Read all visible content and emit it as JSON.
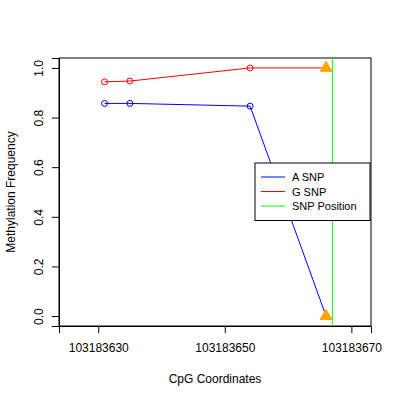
{
  "chart_data": {
    "type": "line",
    "x_label": "CpG Coordinates",
    "y_label": "Methylation Frequency",
    "xlim": [
      103183623.8,
      103183673.1
    ],
    "ylim": [
      -0.04,
      1.04
    ],
    "xticks": [
      103183630,
      103183650,
      103183670
    ],
    "yticks": [
      {
        "value": 0,
        "label": "0.0"
      },
      0.2,
      0.4,
      0.6,
      0.8,
      {
        "value": 1,
        "label": "1.0"
      }
    ],
    "legend": "right",
    "series": [
      {
        "name": "A SNP",
        "color": "#0000ff",
        "type": "line",
        "marker": "circle",
        "x": [
          103183631,
          103183635,
          103183654,
          103183666
        ],
        "values": [
          0.857,
          0.857,
          0.846,
          0.0
        ]
      },
      {
        "name": "G SNP",
        "color": "#ff0000",
        "type": "line",
        "marker": "circle",
        "x": [
          103183631,
          103183635,
          103183654,
          103183666
        ],
        "values": [
          0.944,
          0.947,
          1.0,
          1.0
        ]
      },
      {
        "name": "SNP Position",
        "color": "#00ff00",
        "type": "vline",
        "x": [
          103183667
        ]
      },
      {
        "color": "#ffa500",
        "type": "scatter",
        "marker": "triangle",
        "x": [
          103183666,
          103183666
        ],
        "values": [
          0.0,
          1.0
        ]
      }
    ]
  }
}
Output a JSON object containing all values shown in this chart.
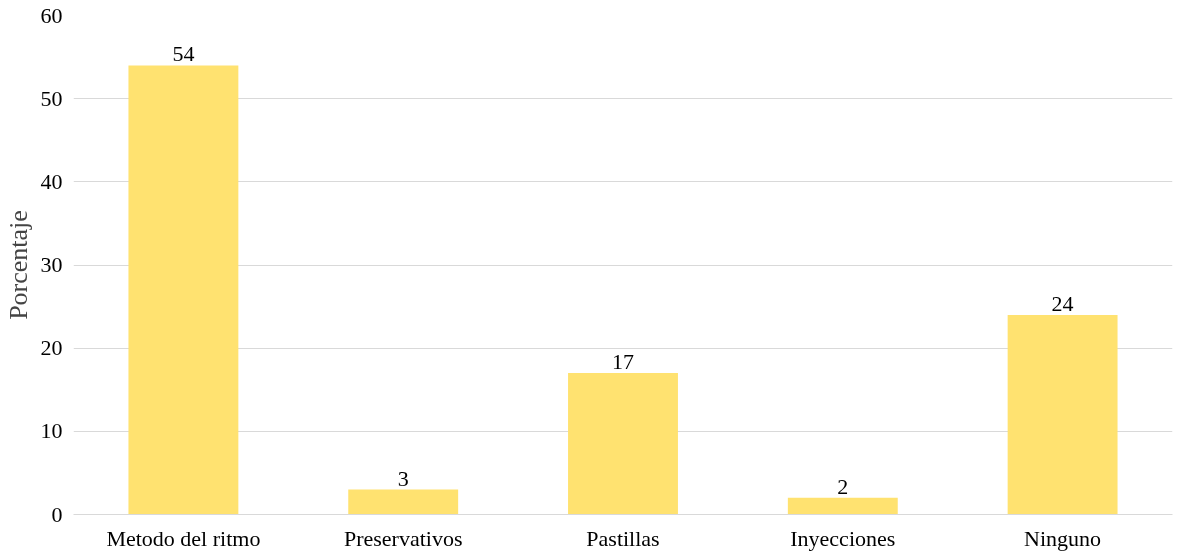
{
  "chart_data": {
    "type": "bar",
    "ylabel": "Porcentaje",
    "categories": [
      "Metodo del ritmo",
      "Preservativos",
      "Pastillas",
      "Inyecciones",
      "Ninguno"
    ],
    "values": [
      54,
      3,
      17,
      2,
      24
    ],
    "color": "#ffe270",
    "ylim": [
      0,
      60
    ],
    "yticks": [
      0,
      10,
      20,
      30,
      40,
      50,
      60
    ],
    "grid": "y",
    "data_labels": true
  }
}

━━━━━━━━━━━━━━━━

### What is asked
Transcribe all of the material exactly, leaving out whatever pictures it contains.

### Correct result
Read all visible content and emit it as JSON.
{
  "chart_data": {
    "type": "line",
    "x_label": "CpG Coordinates",
    "y_label": "Methylation Frequency",
    "xlim": [
      103183623.8,
      103183673.1
    ],
    "ylim": [
      -0.04,
      1.04
    ],
    "xticks": [
      103183630,
      103183650,
      103183670
    ],
    "yticks": [
      {
        "value": 0,
        "label": "0.0"
      },
      0.2,
      0.4,
      0.6,
      0.8,
      {
        "value": 1,
        "label": "1.0"
      }
    ],
    "legend": "right",
    "series": [
      {
        "name": "A SNP",
        "color": "#0000ff",
        "type": "line",
        "marker": "circle",
        "x": [
          103183631,
          103183635,
          103183654,
          103183666
        ],
        "values": [
          0.857,
          0.857,
          0.846,
          0.0
        ]
      },
      {
        "name": "G SNP",
        "color": "#ff0000",
        "type": "line",
        "marker": "circle",
        "x": [
          103183631,
          103183635,
          103183654,
          103183666
        ],
        "values": [
          0.944,
          0.947,
          1.0,
          1.0
        ]
      },
      {
        "name": "SNP Position",
        "color": "#00ff00",
        "type": "vline",
        "x": [
          103183667
        ]
      },
      {
        "color": "#ffa500",
        "type": "scatter",
        "marker": "triangle",
        "x": [
          103183666,
          103183666
        ],
        "values": [
          0.0,
          1.0
        ]
      }
    ]
  }
}
Output a JSON object containing all values shown in this chart.
{
  "chart_data": {
    "type": "bar",
    "ylabel": "Porcentaje",
    "categories": [
      "Metodo del ritmo",
      "Preservativos",
      "Pastillas",
      "Inyecciones",
      "Ninguno"
    ],
    "values": [
      54,
      3,
      17,
      2,
      24
    ],
    "color": "#ffe270",
    "ylim": [
      0,
      60
    ],
    "yticks": [
      0,
      10,
      20,
      30,
      40,
      50,
      60
    ],
    "grid": "y",
    "data_labels": true
  }
}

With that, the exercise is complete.